━━━━━ EXTRACTED RECORDS ━━━━━

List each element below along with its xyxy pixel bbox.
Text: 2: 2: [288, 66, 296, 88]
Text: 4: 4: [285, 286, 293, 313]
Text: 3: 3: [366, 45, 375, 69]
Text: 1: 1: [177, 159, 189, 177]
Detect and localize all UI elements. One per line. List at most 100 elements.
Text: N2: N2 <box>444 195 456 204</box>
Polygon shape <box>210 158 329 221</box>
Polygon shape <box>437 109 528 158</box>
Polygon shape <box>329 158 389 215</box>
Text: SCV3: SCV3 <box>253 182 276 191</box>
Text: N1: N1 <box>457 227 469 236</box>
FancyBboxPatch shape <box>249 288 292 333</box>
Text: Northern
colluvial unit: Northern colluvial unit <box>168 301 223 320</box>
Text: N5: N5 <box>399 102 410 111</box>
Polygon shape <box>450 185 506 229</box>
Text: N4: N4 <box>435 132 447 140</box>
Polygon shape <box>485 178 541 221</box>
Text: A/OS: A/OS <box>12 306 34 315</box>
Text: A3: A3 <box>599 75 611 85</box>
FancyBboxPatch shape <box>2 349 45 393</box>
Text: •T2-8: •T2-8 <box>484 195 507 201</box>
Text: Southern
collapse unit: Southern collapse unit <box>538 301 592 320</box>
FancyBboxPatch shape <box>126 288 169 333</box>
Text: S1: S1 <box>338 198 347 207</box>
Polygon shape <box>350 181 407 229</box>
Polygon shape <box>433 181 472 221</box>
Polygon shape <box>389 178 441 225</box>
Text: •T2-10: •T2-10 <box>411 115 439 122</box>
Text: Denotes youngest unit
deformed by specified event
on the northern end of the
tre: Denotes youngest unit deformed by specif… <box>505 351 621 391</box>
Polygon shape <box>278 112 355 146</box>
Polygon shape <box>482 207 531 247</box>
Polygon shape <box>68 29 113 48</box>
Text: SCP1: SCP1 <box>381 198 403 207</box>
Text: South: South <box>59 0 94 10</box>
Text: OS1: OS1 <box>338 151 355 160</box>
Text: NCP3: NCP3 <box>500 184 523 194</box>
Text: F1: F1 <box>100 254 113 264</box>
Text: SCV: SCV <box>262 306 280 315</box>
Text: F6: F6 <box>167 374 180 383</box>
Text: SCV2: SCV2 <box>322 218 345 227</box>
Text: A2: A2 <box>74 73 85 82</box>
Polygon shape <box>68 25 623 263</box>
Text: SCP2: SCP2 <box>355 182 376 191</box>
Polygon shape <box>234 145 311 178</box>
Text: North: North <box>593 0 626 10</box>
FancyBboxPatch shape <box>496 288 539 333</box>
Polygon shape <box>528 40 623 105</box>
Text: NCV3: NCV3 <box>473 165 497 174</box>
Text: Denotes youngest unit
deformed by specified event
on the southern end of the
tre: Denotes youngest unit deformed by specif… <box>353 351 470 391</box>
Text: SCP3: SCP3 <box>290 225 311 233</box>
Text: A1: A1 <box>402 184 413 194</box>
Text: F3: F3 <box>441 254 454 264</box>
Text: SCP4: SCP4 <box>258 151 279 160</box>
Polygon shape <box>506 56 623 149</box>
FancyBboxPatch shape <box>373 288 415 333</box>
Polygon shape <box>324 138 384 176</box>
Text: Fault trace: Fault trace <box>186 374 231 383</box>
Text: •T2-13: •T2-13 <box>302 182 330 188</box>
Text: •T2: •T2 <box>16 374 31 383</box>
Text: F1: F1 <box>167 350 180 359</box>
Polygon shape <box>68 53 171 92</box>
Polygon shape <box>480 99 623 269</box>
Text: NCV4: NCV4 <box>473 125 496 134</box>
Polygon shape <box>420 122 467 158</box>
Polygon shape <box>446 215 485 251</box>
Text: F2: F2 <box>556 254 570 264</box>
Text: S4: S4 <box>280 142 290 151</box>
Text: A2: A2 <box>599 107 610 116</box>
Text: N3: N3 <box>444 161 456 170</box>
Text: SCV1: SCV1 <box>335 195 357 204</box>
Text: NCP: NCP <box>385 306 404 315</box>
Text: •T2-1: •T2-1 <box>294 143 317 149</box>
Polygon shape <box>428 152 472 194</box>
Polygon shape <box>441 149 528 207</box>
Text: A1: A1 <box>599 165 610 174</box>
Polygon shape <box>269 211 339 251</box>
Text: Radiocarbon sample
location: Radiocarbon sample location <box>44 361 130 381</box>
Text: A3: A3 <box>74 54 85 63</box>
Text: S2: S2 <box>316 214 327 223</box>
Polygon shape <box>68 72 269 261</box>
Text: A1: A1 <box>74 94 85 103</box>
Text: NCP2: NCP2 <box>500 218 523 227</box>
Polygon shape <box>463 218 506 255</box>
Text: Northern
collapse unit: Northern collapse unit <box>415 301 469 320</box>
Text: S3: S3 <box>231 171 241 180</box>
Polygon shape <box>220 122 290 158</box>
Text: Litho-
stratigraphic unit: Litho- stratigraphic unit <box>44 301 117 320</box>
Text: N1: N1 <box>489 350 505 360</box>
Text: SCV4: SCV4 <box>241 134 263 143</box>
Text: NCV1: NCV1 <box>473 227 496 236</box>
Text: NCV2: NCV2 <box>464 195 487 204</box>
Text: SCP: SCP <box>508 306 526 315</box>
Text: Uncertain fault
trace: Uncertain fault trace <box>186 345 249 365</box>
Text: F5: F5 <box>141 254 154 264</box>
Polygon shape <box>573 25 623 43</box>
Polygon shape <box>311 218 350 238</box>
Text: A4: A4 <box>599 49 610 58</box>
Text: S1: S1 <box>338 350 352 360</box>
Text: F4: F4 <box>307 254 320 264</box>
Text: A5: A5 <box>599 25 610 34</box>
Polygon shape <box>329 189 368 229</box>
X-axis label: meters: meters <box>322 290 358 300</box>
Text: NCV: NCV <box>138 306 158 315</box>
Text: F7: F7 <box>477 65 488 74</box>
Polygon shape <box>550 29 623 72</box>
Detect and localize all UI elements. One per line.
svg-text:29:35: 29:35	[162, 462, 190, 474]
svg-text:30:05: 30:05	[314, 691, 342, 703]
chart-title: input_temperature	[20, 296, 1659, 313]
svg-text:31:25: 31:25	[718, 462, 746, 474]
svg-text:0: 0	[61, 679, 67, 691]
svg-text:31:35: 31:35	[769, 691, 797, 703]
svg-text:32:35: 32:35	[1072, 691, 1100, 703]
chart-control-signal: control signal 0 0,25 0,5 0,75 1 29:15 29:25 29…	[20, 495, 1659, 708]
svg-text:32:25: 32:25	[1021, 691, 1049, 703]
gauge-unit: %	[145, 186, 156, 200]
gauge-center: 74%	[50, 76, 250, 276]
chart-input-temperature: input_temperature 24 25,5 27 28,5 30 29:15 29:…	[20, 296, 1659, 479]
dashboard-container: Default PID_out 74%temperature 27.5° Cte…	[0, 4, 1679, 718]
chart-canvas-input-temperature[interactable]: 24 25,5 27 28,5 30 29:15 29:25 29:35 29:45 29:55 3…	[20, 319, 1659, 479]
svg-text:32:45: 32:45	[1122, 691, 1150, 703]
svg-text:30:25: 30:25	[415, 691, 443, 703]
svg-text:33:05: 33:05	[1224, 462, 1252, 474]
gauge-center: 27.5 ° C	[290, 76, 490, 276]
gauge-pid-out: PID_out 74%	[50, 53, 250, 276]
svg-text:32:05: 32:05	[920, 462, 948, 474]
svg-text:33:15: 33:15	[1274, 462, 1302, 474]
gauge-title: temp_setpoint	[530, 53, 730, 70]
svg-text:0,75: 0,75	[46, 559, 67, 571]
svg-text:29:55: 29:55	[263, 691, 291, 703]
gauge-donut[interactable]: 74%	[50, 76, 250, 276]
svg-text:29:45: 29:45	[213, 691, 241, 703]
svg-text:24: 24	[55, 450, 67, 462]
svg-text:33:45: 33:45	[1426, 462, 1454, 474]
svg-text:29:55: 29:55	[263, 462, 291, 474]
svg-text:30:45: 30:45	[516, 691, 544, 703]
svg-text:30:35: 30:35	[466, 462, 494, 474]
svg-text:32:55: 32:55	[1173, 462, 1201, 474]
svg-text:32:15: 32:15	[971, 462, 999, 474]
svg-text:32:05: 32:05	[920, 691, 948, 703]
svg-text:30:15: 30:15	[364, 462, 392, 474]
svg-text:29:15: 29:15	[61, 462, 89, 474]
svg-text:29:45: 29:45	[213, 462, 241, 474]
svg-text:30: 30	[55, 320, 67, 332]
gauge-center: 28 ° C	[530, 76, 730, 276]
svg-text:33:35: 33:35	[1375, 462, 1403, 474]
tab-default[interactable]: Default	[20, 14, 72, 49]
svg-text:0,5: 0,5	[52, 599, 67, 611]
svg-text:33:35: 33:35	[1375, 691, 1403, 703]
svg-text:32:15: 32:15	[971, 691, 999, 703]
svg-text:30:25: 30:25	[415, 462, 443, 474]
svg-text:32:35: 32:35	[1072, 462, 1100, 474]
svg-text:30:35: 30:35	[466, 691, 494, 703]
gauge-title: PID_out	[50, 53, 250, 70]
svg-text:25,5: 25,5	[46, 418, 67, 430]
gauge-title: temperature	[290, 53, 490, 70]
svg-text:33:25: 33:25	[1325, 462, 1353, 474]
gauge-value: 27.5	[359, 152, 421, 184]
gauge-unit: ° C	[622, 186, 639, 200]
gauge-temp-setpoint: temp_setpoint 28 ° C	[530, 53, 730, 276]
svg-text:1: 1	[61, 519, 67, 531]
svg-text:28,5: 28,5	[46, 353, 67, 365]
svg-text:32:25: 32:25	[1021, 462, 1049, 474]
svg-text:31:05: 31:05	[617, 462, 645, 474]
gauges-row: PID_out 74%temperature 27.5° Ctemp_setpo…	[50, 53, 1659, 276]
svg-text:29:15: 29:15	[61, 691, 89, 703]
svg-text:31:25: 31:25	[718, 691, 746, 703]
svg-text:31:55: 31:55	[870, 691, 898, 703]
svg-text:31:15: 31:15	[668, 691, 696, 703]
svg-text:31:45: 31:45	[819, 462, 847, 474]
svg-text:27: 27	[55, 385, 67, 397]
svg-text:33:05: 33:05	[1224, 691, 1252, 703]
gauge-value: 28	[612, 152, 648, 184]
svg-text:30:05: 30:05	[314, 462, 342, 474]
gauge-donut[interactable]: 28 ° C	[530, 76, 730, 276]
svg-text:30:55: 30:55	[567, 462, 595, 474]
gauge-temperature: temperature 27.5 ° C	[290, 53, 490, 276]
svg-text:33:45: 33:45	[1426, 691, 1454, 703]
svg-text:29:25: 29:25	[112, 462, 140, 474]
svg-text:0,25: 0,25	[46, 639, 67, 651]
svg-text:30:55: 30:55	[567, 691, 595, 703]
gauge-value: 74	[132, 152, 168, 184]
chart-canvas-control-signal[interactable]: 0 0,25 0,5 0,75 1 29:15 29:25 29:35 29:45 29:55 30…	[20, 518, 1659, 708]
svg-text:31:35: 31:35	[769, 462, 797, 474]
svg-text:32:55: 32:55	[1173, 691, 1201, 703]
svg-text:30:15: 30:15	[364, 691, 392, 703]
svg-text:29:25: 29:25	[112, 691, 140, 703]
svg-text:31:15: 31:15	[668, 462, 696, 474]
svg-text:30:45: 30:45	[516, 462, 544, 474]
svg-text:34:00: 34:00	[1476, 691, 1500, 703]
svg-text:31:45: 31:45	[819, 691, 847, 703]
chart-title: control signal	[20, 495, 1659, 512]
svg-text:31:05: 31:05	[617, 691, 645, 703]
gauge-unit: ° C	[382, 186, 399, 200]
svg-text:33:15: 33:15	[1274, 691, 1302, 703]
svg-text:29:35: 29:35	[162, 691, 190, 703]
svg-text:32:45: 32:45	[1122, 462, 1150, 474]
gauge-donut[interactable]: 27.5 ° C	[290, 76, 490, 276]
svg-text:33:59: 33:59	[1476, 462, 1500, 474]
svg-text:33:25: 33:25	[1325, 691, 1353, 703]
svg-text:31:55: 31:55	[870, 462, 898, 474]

━━━━━

## WHAT IS NEEDED
Echo the stretch of the data above from its first line through the line containing "Text: N2: N2 <box>444 195 456 204</box>", both ends included, and nothing beyond it.

## RESULT OF THE EXERCISE
List each element below along with its xyxy pixel bbox.
Text: 2: 2: [288, 66, 296, 88]
Text: 4: 4: [285, 286, 293, 313]
Text: 3: 3: [366, 45, 375, 69]
Text: 1: 1: [177, 159, 189, 177]
Detect and localize all UI elements. One per line. List at most 100 elements.
Text: N2: N2 <box>444 195 456 204</box>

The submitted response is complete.